_To do_
Could you write out the records below exactly as they appear, leaving out any pictures?
>> start
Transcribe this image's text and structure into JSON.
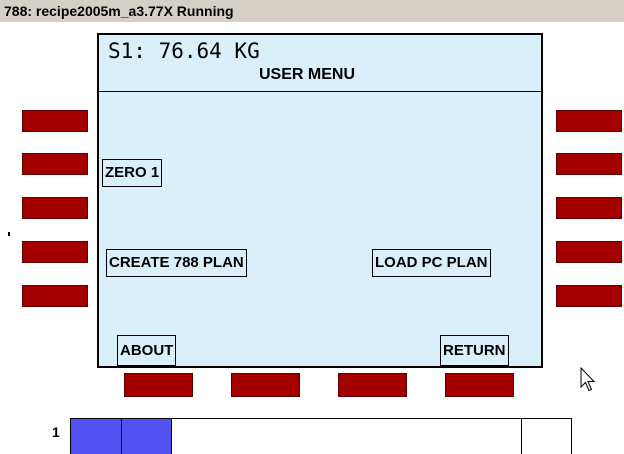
{
  "window": {
    "title": "788: recipe2005m_a3.77X Running"
  },
  "display": {
    "weight_readout": "S1: 76.64 KG",
    "menu_title": "USER MENU",
    "buttons": {
      "zero": "ZERO 1",
      "create_plan": "CREATE 788 PLAN",
      "load_plan": "LOAD PC PLAN",
      "about": "ABOUT",
      "return": "RETURN"
    }
  },
  "softkeys": {
    "color": "#a50000",
    "left_count": 5,
    "right_count": 5,
    "bottom_count": 4
  },
  "progress": {
    "index_label": "1",
    "fill_fraction": 0.2,
    "fill_color": "#5252f0",
    "segment_fractions": [
      0.1,
      0.2,
      0.9
    ]
  },
  "icons": {
    "cursor": "mouse-pointer-icon"
  },
  "colors": {
    "screen_background": "#d9f0fa",
    "titlebar_background": "#d4d0c8"
  }
}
>> end
_Exercise result_
Transcribe this image's text and structure into JSON.
{
  "window": {
    "title": "788: recipe2005m_a3.77X Running"
  },
  "display": {
    "weight_readout": "S1: 76.64 KG",
    "menu_title": "USER MENU",
    "buttons": {
      "zero": "ZERO 1",
      "create_plan": "CREATE 788 PLAN",
      "load_plan": "LOAD PC PLAN",
      "about": "ABOUT",
      "return": "RETURN"
    }
  },
  "softkeys": {
    "color": "#a50000",
    "left_count": 5,
    "right_count": 5,
    "bottom_count": 4
  },
  "progress": {
    "index_label": "1",
    "fill_fraction": 0.2,
    "fill_color": "#5252f0",
    "segment_fractions": [
      0.1,
      0.2,
      0.9
    ]
  },
  "icons": {
    "cursor": "mouse-pointer-icon"
  },
  "colors": {
    "screen_background": "#d9f0fa",
    "titlebar_background": "#d4d0c8"
  }
}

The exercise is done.